__Stated task__. All the data should come back exactly as it was given.

Collection entries:

## start

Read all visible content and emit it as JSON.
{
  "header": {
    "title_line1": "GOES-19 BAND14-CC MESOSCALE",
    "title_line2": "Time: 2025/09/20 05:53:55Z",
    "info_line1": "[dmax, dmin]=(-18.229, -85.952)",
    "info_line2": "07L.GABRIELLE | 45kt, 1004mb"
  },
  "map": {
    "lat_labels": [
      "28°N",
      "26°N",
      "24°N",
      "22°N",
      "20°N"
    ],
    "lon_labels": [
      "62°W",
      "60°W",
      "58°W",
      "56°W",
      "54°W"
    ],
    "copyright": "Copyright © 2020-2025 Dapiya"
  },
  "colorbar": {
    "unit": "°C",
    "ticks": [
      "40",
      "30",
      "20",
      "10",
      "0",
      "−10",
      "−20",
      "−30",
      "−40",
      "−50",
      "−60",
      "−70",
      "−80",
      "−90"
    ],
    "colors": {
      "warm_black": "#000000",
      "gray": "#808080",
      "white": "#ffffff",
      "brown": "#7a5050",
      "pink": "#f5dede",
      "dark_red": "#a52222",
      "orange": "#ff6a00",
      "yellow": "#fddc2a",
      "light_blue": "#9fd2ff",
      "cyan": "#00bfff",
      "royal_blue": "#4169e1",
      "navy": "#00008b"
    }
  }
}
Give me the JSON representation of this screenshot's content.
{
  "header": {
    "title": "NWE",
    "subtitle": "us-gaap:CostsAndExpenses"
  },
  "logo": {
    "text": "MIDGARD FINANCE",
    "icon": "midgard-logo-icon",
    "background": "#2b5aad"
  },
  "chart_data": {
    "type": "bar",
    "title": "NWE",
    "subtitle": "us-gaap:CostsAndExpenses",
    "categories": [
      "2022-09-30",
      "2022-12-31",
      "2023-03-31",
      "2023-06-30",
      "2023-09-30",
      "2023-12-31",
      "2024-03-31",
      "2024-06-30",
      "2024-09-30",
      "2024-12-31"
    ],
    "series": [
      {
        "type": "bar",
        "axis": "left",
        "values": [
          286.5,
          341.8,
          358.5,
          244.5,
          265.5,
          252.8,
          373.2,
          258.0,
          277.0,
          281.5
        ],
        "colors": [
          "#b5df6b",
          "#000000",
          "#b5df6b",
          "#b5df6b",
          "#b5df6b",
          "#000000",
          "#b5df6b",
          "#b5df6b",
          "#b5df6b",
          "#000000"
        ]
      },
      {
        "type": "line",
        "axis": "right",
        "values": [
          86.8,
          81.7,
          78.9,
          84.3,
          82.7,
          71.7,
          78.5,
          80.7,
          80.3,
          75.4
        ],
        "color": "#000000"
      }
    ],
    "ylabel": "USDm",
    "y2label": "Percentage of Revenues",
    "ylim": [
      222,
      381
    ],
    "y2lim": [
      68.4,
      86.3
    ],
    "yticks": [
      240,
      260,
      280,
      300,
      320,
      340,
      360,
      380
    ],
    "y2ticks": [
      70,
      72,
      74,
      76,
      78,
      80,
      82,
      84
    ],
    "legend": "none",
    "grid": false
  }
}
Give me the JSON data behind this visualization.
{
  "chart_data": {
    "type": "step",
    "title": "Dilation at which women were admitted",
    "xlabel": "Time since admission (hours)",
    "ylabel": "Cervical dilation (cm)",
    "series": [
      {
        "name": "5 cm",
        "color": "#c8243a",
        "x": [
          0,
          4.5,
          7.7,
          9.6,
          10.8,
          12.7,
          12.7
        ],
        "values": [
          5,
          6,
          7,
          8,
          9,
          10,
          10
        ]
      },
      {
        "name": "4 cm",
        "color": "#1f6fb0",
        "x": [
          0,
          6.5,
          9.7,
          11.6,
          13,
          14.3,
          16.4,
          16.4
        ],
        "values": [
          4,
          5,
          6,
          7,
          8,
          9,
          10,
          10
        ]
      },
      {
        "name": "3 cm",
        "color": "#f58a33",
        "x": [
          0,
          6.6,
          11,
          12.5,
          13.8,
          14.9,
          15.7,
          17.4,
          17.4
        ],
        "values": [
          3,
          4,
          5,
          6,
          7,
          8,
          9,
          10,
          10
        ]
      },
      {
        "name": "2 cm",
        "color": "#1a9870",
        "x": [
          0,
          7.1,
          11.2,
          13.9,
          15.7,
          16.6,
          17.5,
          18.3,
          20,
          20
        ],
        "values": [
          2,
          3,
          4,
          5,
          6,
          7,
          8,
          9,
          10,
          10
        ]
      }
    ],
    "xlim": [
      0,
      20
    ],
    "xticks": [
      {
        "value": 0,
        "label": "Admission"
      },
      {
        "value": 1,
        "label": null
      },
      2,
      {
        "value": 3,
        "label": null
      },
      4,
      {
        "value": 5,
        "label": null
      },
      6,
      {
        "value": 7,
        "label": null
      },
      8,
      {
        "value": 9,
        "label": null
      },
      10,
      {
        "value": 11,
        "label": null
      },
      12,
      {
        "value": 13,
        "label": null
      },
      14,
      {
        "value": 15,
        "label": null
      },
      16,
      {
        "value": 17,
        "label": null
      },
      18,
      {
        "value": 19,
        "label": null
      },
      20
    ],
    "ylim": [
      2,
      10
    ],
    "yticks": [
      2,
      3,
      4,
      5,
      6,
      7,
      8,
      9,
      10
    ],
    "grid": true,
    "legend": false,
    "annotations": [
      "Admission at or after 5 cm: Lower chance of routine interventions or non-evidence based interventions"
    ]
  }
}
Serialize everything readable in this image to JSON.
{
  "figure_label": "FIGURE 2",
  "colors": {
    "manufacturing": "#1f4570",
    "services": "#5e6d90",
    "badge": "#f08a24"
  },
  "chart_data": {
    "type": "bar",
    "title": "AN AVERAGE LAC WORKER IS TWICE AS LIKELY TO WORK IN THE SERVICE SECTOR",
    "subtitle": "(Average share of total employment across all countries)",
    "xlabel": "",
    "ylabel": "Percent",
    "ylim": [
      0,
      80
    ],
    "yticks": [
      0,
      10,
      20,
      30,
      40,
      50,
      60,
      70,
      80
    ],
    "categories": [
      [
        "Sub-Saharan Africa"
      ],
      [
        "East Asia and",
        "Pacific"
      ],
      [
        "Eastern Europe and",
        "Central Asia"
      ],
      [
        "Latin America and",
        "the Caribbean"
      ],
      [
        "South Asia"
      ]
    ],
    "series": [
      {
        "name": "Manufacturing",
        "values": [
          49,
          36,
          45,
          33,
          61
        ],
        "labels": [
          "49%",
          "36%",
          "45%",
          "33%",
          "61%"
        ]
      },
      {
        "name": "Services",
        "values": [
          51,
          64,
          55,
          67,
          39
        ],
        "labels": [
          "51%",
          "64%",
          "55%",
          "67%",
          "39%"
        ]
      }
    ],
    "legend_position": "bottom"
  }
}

## end

__Answer to the exercise__.
Read all visible content and emit it as JSON.
{
  "header": {
    "title_line1": "GOES-19 BAND14-CC MESOSCALE",
    "title_line2": "Time: 2025/09/20 05:53:55Z",
    "info_line1": "[dmax, dmin]=(-18.229, -85.952)",
    "info_line2": "07L.GABRIELLE | 45kt, 1004mb"
  },
  "map": {
    "lat_labels": [
      "28°N",
      "26°N",
      "24°N",
      "22°N",
      "20°N"
    ],
    "lon_labels": [
      "62°W",
      "60°W",
      "58°W",
      "56°W",
      "54°W"
    ],
    "copyright": "Copyright © 2020-2025 Dapiya"
  },
  "colorbar": {
    "unit": "°C",
    "ticks": [
      "40",
      "30",
      "20",
      "10",
      "0",
      "−10",
      "−20",
      "−30",
      "−40",
      "−50",
      "−60",
      "−70",
      "−80",
      "−90"
    ],
    "colors": {
      "warm_black": "#000000",
      "gray": "#808080",
      "white": "#ffffff",
      "brown": "#7a5050",
      "pink": "#f5dede",
      "dark_red": "#a52222",
      "orange": "#ff6a00",
      "yellow": "#fddc2a",
      "light_blue": "#9fd2ff",
      "cyan": "#00bfff",
      "royal_blue": "#4169e1",
      "navy": "#00008b"
    }
  }
}
Give me the JSON representation of this screenshot's content.
{
  "header": {
    "title": "NWE",
    "subtitle": "us-gaap:CostsAndExpenses"
  },
  "logo": {
    "text": "MIDGARD FINANCE",
    "icon": "midgard-logo-icon",
    "background": "#2b5aad"
  },
  "chart_data": {
    "type": "bar",
    "title": "NWE",
    "subtitle": "us-gaap:CostsAndExpenses",
    "categories": [
      "2022-09-30",
      "2022-12-31",
      "2023-03-31",
      "2023-06-30",
      "2023-09-30",
      "2023-12-31",
      "2024-03-31",
      "2024-06-30",
      "2024-09-30",
      "2024-12-31"
    ],
    "series": [
      {
        "type": "bar",
        "axis": "left",
        "values": [
          286.5,
          341.8,
          358.5,
          244.5,
          265.5,
          252.8,
          373.2,
          258.0,
          277.0,
          281.5
        ],
        "colors": [
          "#b5df6b",
          "#000000",
          "#b5df6b",
          "#b5df6b",
          "#b5df6b",
          "#000000",
          "#b5df6b",
          "#b5df6b",
          "#b5df6b",
          "#000000"
        ]
      },
      {
        "type": "line",
        "axis": "right",
        "values": [
          86.8,
          81.7,
          78.9,
          84.3,
          82.7,
          71.7,
          78.5,
          80.7,
          80.3,
          75.4
        ],
        "color": "#000000"
      }
    ],
    "ylabel": "USDm",
    "y2label": "Percentage of Revenues",
    "ylim": [
      222,
      381
    ],
    "y2lim": [
      68.4,
      86.3
    ],
    "yticks": [
      240,
      260,
      280,
      300,
      320,
      340,
      360,
      380
    ],
    "y2ticks": [
      70,
      72,
      74,
      76,
      78,
      80,
      82,
      84
    ],
    "legend": "none",
    "grid": false
  }
}
Give me the JSON data behind this visualization.
{
  "chart_data": {
    "type": "step",
    "title": "Dilation at which women were admitted",
    "xlabel": "Time since admission (hours)",
    "ylabel": "Cervical dilation (cm)",
    "series": [
      {
        "name": "5 cm",
        "color": "#c8243a",
        "x": [
          0,
          4.5,
          7.7,
          9.6,
          10.8,
          12.7,
          12.7
        ],
        "values": [
          5,
          6,
          7,
          8,
          9,
          10,
          10
        ]
      },
      {
        "name": "4 cm",
        "color": "#1f6fb0",
        "x": [
          0,
          6.5,
          9.7,
          11.6,
          13,
          14.3,
          16.4,
          16.4
        ],
        "values": [
          4,
          5,
          6,
          7,
          8,
          9,
          10,
          10
        ]
      },
      {
        "name": "3 cm",
        "color": "#f58a33",
        "x": [
          0,
          6.6,
          11,
          12.5,
          13.8,
          14.9,
          15.7,
          17.4,
          17.4
        ],
        "values": [
          3,
          4,
          5,
          6,
          7,
          8,
          9,
          10,
          10
        ]
      },
      {
        "name": "2 cm",
        "color": "#1a9870",
        "x": [
          0,
          7.1,
          11.2,
          13.9,
          15.7,
          16.6,
          17.5,
          18.3,
          20,
          20
        ],
        "values": [
          2,
          3,
          4,
          5,
          6,
          7,
          8,
          9,
          10,
          10
        ]
      }
    ],
    "xlim": [
      0,
      20
    ],
    "xticks": [
      {
        "value": 0,
        "label": "Admission"
      },
      {
        "value": 1,
        "label": null
      },
      2,
      {
        "value": 3,
        "label": null
      },
      4,
      {
        "value": 5,
        "label": null
      },
      6,
      {
        "value": 7,
        "label": null
      },
      8,
      {
        "value": 9,
        "label": null
      },
      10,
      {
        "value": 11,
        "label": null
      },
      12,
      {
        "value": 13,
        "label": null
      },
      14,
      {
        "value": 15,
        "label": null
      },
      16,
      {
        "value": 17,
        "label": null
      },
      18,
      {
        "value": 19,
        "label": null
      },
      20
    ],
    "ylim": [
      2,
      10
    ],
    "yticks": [
      2,
      3,
      4,
      5,
      6,
      7,
      8,
      9,
      10
    ],
    "grid": true,
    "legend": false,
    "annotations": [
      "Admission at or after 5 cm: Lower chance of routine interventions or non-evidence based interventions"
    ]
  }
}
Serialize everything readable in this image to JSON.
{
  "figure_label": "FIGURE 2",
  "colors": {
    "manufacturing": "#1f4570",
    "services": "#5e6d90",
    "badge": "#f08a24"
  },
  "chart_data": {
    "type": "bar",
    "title": "AN AVERAGE LAC WORKER IS TWICE AS LIKELY TO WORK IN THE SERVICE SECTOR",
    "subtitle": "(Average share of total employment across all countries)",
    "xlabel": "",
    "ylabel": "Percent",
    "ylim": [
      0,
      80
    ],
    "yticks": [
      0,
      10,
      20,
      30,
      40,
      50,
      60,
      70,
      80
    ],
    "categories": [
      [
        "Sub-Saharan Africa"
      ],
      [
        "East Asia and",
        "Pacific"
      ],
      [
        "Eastern Europe and",
        "Central Asia"
      ],
      [
        "Latin America and",
        "the Caribbean"
      ],
      [
        "South Asia"
      ]
    ],
    "series": [
      {
        "name": "Manufacturing",
        "values": [
          49,
          36,
          45,
          33,
          61
        ],
        "labels": [
          "49%",
          "36%",
          "45%",
          "33%",
          "61%"
        ]
      },
      {
        "name": "Services",
        "values": [
          51,
          64,
          55,
          67,
          39
        ],
        "labels": [
          "51%",
          "64%",
          "55%",
          "67%",
          "39%"
        ]
      }
    ],
    "legend_position": "bottom"
  }
}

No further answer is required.